■ Required work
Return all of the data exactly as given.

Items from a data source:
^^^^^^^^^^^^^^^^

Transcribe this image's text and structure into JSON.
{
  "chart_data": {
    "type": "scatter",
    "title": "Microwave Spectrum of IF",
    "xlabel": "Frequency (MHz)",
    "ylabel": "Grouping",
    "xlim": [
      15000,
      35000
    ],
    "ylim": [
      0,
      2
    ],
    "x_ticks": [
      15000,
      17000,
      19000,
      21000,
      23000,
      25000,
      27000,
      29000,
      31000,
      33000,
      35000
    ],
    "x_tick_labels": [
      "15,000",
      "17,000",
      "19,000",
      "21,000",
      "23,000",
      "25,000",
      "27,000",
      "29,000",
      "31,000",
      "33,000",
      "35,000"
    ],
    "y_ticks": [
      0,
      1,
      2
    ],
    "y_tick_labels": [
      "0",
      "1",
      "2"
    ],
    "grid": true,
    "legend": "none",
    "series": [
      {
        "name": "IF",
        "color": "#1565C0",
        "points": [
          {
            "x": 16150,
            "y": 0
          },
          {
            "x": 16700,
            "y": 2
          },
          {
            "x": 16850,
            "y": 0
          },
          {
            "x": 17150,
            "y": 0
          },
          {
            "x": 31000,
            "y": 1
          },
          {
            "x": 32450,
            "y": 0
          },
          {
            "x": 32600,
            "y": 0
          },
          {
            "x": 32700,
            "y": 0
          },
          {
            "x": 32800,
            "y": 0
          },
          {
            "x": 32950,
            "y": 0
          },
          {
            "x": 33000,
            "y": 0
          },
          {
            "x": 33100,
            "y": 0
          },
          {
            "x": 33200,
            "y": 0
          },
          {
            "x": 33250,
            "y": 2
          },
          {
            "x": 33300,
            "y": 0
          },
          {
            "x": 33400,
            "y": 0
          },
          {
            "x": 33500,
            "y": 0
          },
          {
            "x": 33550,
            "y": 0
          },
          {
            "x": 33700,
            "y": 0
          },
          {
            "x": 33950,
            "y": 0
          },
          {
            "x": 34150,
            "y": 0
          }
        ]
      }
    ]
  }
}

^^^^^^^^^^^^^^^^

■ Exercise answer
Transcribe this image's text and structure into JSON.
{
  "chart_data": {
    "type": "scatter",
    "title": "Microwave Spectrum of IF",
    "xlabel": "Frequency (MHz)",
    "ylabel": "Grouping",
    "xlim": [
      15000,
      35000
    ],
    "ylim": [
      0,
      2
    ],
    "x_ticks": [
      15000,
      17000,
      19000,
      21000,
      23000,
      25000,
      27000,
      29000,
      31000,
      33000,
      35000
    ],
    "x_tick_labels": [
      "15,000",
      "17,000",
      "19,000",
      "21,000",
      "23,000",
      "25,000",
      "27,000",
      "29,000",
      "31,000",
      "33,000",
      "35,000"
    ],
    "y_ticks": [
      0,
      1,
      2
    ],
    "y_tick_labels": [
      "0",
      "1",
      "2"
    ],
    "grid": true,
    "legend": "none",
    "series": [
      {
        "name": "IF",
        "color": "#1565C0",
        "points": [
          {
            "x": 16150,
            "y": 0
          },
          {
            "x": 16700,
            "y": 2
          },
          {
            "x": 16850,
            "y": 0
          },
          {
            "x": 17150,
            "y": 0
          },
          {
            "x": 31000,
            "y": 1
          },
          {
            "x": 32450,
            "y": 0
          },
          {
            "x": 32600,
            "y": 0
          },
          {
            "x": 32700,
            "y": 0
          },
          {
            "x": 32800,
            "y": 0
          },
          {
            "x": 32950,
            "y": 0
          },
          {
            "x": 33000,
            "y": 0
          },
          {
            "x": 33100,
            "y": 0
          },
          {
            "x": 33200,
            "y": 0
          },
          {
            "x": 33250,
            "y": 2
          },
          {
            "x": 33300,
            "y": 0
          },
          {
            "x": 33400,
            "y": 0
          },
          {
            "x": 33500,
            "y": 0
          },
          {
            "x": 33550,
            "y": 0
          },
          {
            "x": 33700,
            "y": 0
          },
          {
            "x": 33950,
            "y": 0
          },
          {
            "x": 34150,
            "y": 0
          }
        ]
      }
    ]
  }
}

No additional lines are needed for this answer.